» What you are asked to do: Print the entries verbatim, leaving out the images they contain.

» Data for processing:
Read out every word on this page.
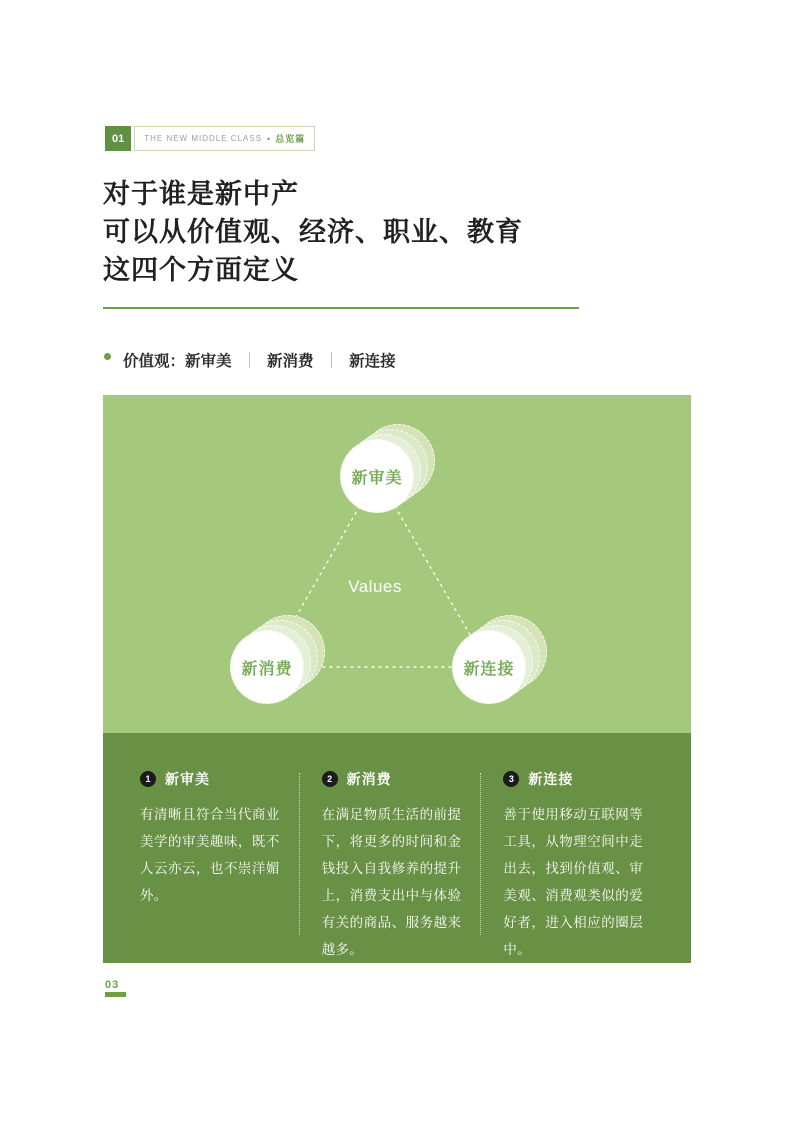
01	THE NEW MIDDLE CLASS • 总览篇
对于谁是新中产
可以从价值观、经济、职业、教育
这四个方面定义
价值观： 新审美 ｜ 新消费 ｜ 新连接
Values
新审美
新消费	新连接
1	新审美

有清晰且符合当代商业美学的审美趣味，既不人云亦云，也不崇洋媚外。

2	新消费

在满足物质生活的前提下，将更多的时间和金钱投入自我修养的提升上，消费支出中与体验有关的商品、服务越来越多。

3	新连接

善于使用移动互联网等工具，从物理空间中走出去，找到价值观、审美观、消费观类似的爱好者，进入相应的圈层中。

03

» Result of the task:
Read out every word on this page.
01	THE NEW MIDDLE CLASS • 总览篇
对于谁是新中产
可以从价值观、经济、职业、教育
这四个方面定义
价值观： 新审美 ｜ 新消费 ｜ 新连接
Values
新审美
新消费	新连接
1	新审美

有清晰且符合当代商业美学的审美趣味，既不人云亦云，也不崇洋媚外。

2	新消费

在满足物质生活的前提下，将更多的时间和金钱投入自我修养的提升上，消费支出中与体验有关的商品、服务越来越多。

3	新连接

善于使用移动互联网等工具，从物理空间中走出去，找到价值观、审美观、消费观类似的爱好者，进入相应的圈层中。

03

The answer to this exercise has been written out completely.